Select lines where the word "June" appears.

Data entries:
◇ ◇ ◇ ◇

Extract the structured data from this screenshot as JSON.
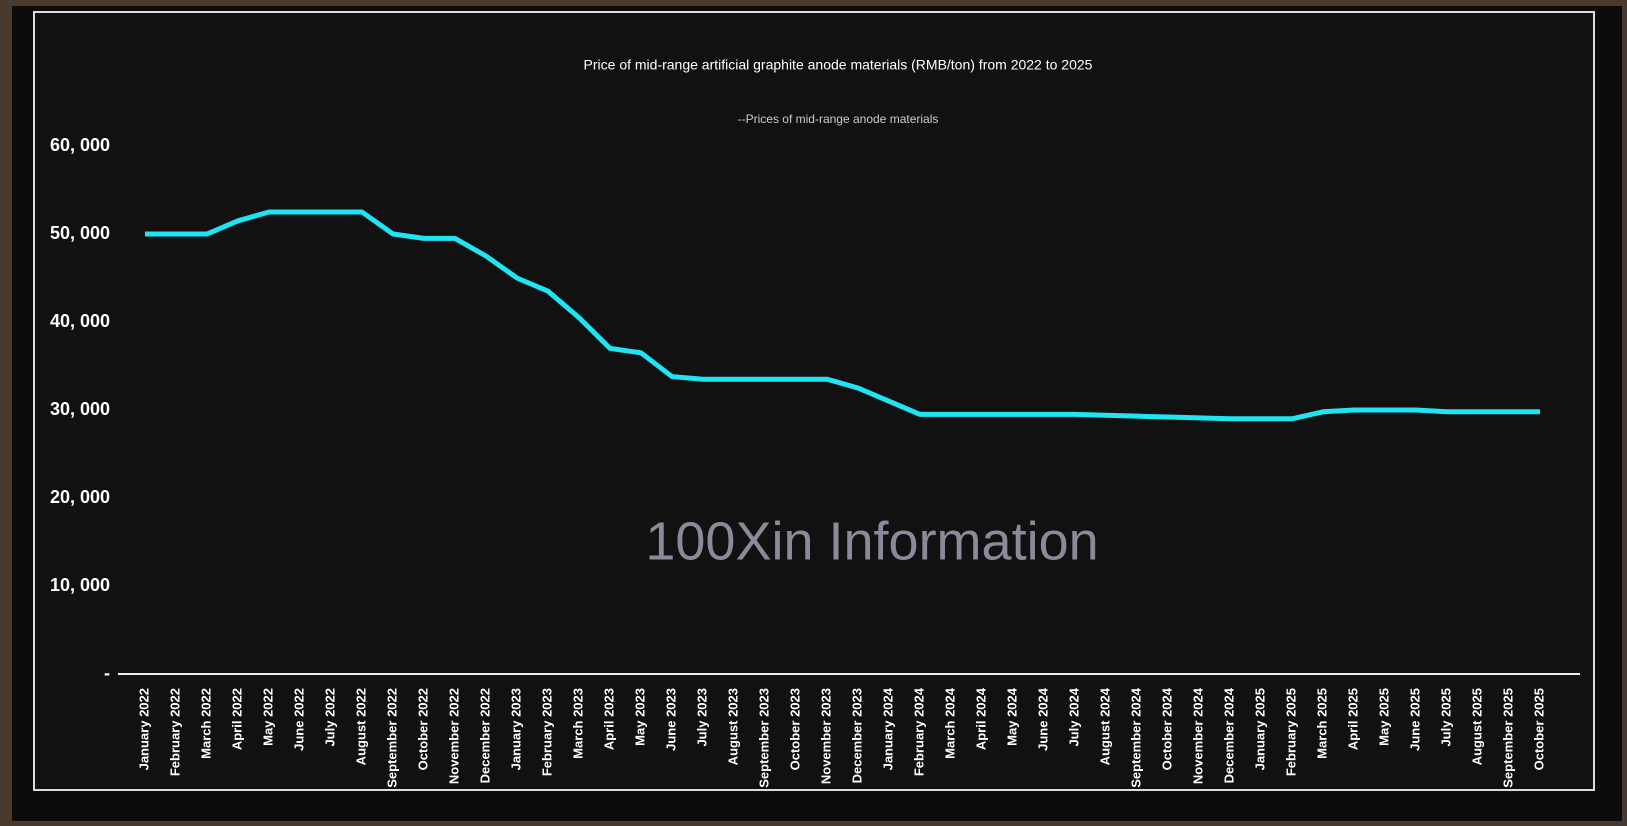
{
  "chart_data": {
    "type": "line",
    "title": "Price of mid-range artificial graphite anode materials (RMB/ton) from 2022 to 2025",
    "watermark": "100Xin Information",
    "categories": [
      "January 2022",
      "February 2022",
      "March 2022",
      "April 2022",
      "May 2022",
      "June 2022",
      "July 2022",
      "August 2022",
      "September 2022",
      "October 2022",
      "November 2022",
      "December 2022",
      "January 2023",
      "February 2023",
      "March 2023",
      "April 2023",
      "May 2023",
      "June 2023",
      "July 2023",
      "August 2023",
      "September 2023",
      "October 2023",
      "November 2023",
      "December 2023",
      "January 2024",
      "February 2024",
      "March 2024",
      "April 2024",
      "May 2024",
      "June 2024",
      "July 2024",
      "August 2024",
      "September 2024",
      "October 2024",
      "November 2024",
      "December 2024",
      "January 2025",
      "February 2025",
      "March 2025",
      "April 2025",
      "May 2025",
      "June 2025",
      "July 2025",
      "August 2025",
      "September 2025",
      "October 2025"
    ],
    "series": [
      {
        "name": "--Prices of mid-range anode materials",
        "color": "#1fe4f2",
        "values": [
          50000,
          50000,
          50000,
          51500,
          52500,
          52500,
          52500,
          52500,
          50000,
          49500,
          49500,
          47500,
          45000,
          43500,
          40500,
          37000,
          36500,
          33800,
          33500,
          33500,
          33500,
          33500,
          33500,
          32500,
          31000,
          29500,
          29500,
          29500,
          29500,
          29500,
          29500,
          29400,
          29300,
          29200,
          29100,
          29000,
          29000,
          29000,
          29800,
          30000,
          30000,
          30000,
          29800,
          29800,
          29800,
          29800
        ]
      }
    ],
    "ylim": [
      0,
      60000
    ],
    "yticks": [
      {
        "value": 0,
        "label": "-"
      },
      {
        "value": 10000,
        "label": "10, 000"
      },
      {
        "value": 20000,
        "label": "20, 000"
      },
      {
        "value": 30000,
        "label": "30, 000"
      },
      {
        "value": 40000,
        "label": "40, 000"
      },
      {
        "value": 50000,
        "label": "50, 000"
      },
      {
        "value": 60000,
        "label": "60, 000"
      }
    ],
    "grid": false
  }
}
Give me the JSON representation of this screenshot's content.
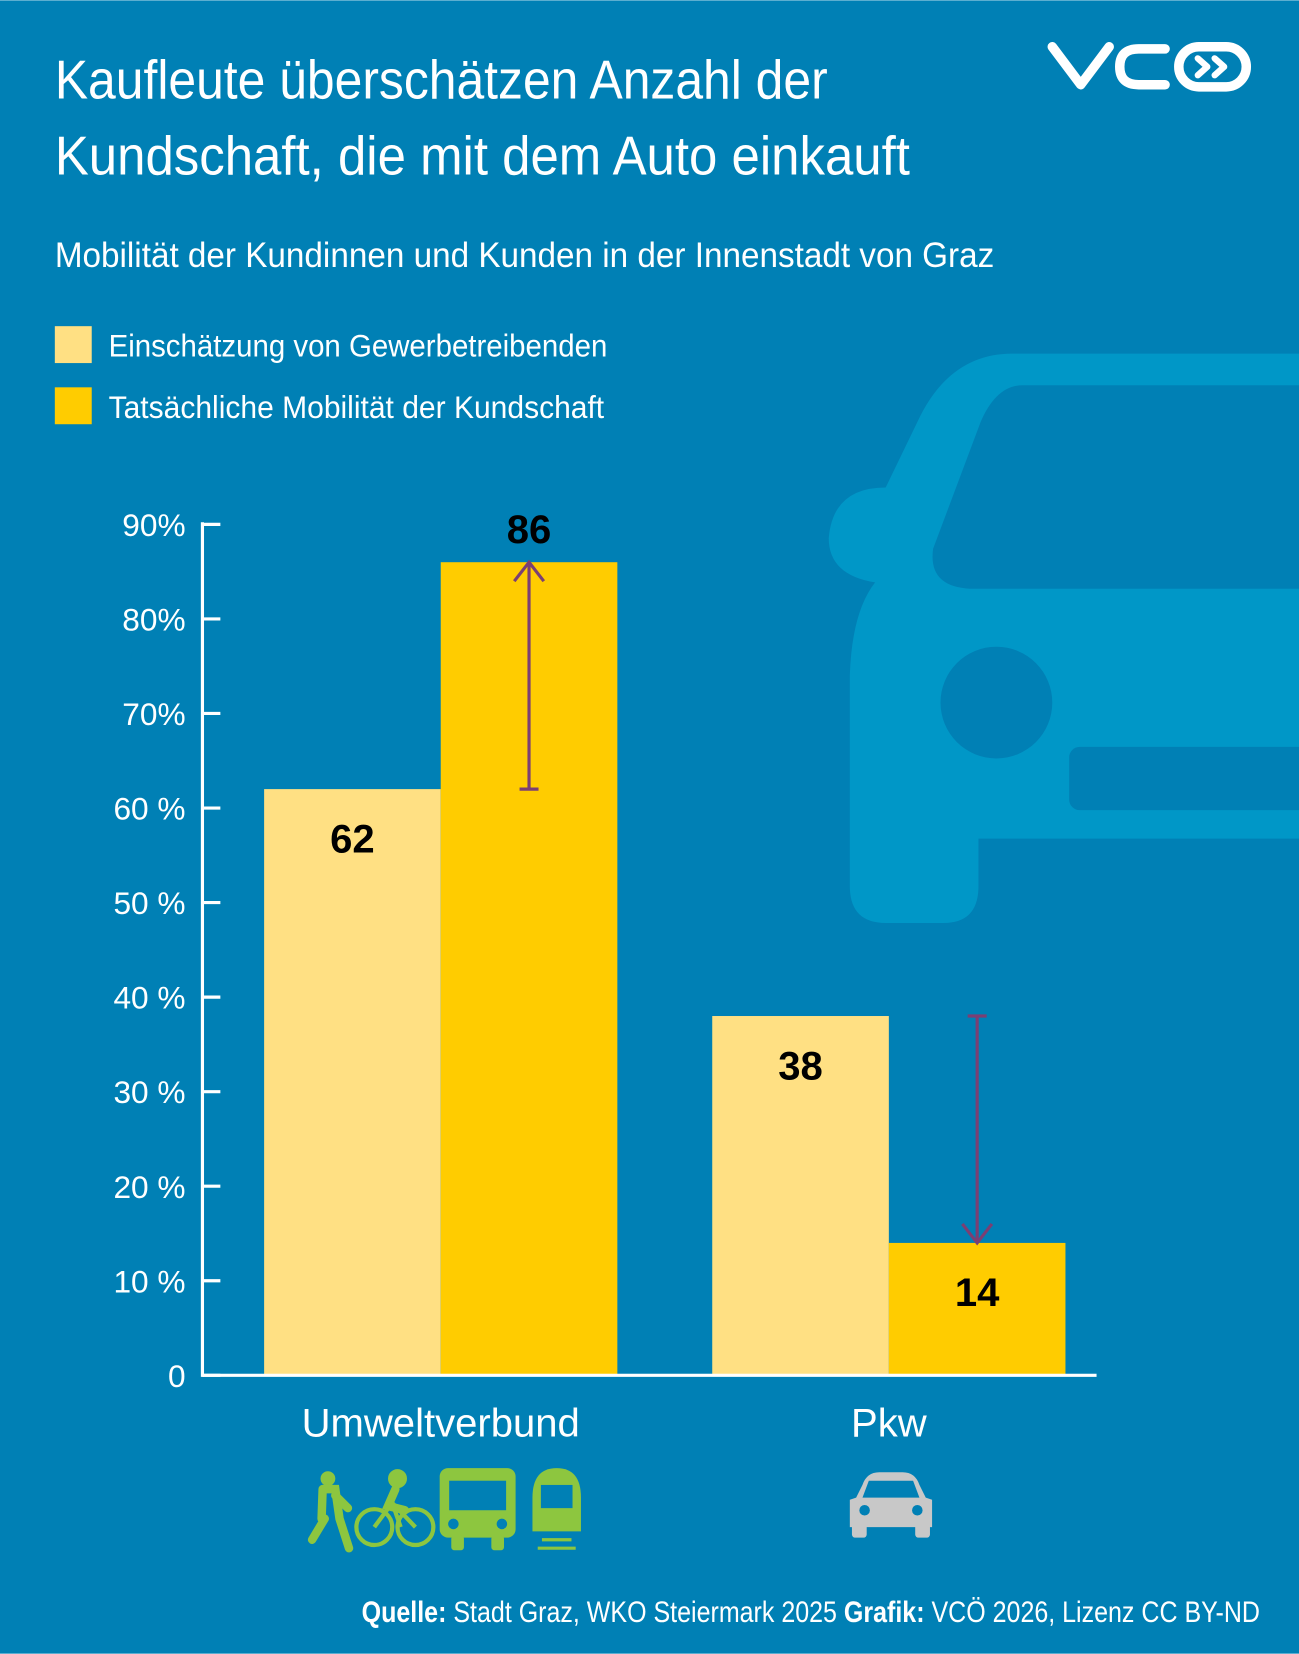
{
  "chart_data": {
    "type": "bar",
    "title": [
      "Kaufleute überschätzen Anzahl der",
      "Kundschaft, die mit dem Auto einkauft"
    ],
    "subtitle": "Mobilität der Kundinnen und Kunden in der Innenstadt von Graz",
    "categories": [
      "Umweltverbund",
      "Pkw"
    ],
    "series": [
      {
        "name": "Einschätzung von Gewerbetreibenden",
        "color": "#ffe083",
        "values": [
          62,
          38
        ]
      },
      {
        "name": "Tatsächliche Mobilität der Kundschaft",
        "color": "#ffcc00",
        "values": [
          86,
          14
        ]
      }
    ],
    "ylim": [
      0,
      90
    ],
    "yticks": [
      0,
      {
        "value": 10,
        "label": "10 %"
      },
      {
        "value": 20,
        "label": "20 %"
      },
      {
        "value": 30,
        "label": "30 %"
      },
      {
        "value": 40,
        "label": "40 %"
      },
      {
        "value": 50,
        "label": "50 %"
      },
      {
        "value": 60,
        "label": "60 %"
      },
      {
        "value": 70,
        "label": "70%"
      },
      {
        "value": 80,
        "label": "80%"
      },
      {
        "value": 90,
        "label": "90%"
      }
    ],
    "arrow_color": "#7b3f73",
    "source": [
      {
        "text": "Quelle:",
        "bold": true
      },
      {
        "text": " Stadt Graz, WKO Steiermark 2025 ",
        "bold": false
      },
      {
        "text": "Grafik:",
        "bold": true
      },
      {
        "text": " VCÖ 2026, Lizenz CC BY-ND",
        "bold": false
      }
    ]
  }
}
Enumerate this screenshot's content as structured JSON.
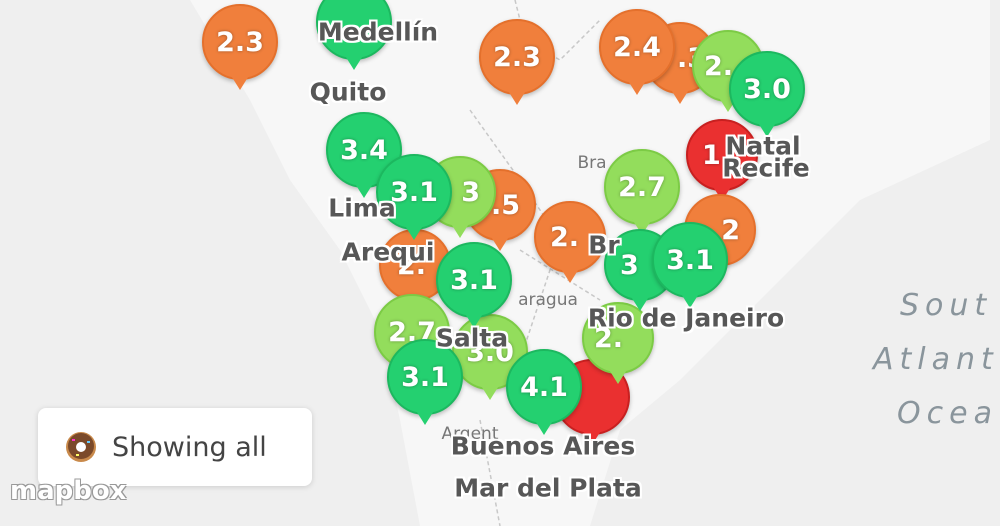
{
  "map": {
    "place_labels": [
      "Bra",
      "aragua",
      "Argent"
    ],
    "ocean_label": [
      "Sout",
      "Atlant",
      "Ocea"
    ],
    "markers": [
      "2.3",
      "2.3",
      "2.4",
      ".3",
      ".5",
      "2.",
      "2.",
      "1",
      "2",
      "2.",
      "2.7",
      "3",
      "3.0",
      "2.7",
      "2.",
      "3.4",
      "3.1",
      "3.1",
      "3.1",
      "3.1",
      "4.1",
      "3.0",
      "3"
    ],
    "cities": [
      "Medellín",
      "Quito",
      "Lima",
      "Arequi",
      "Salta",
      "Buenos Aires",
      "Mar del Plata",
      "Rio de Janeiro",
      "Natal",
      "Recife",
      "Br"
    ]
  },
  "filter": {
    "label": "Showing all"
  },
  "attribution": {
    "logo": "mapbox"
  }
}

◇ ◇ ◇ ◇

FINAL RESULT ->
      "June 2022",
      "June 2023",
      "June 2024",
      "June 2025",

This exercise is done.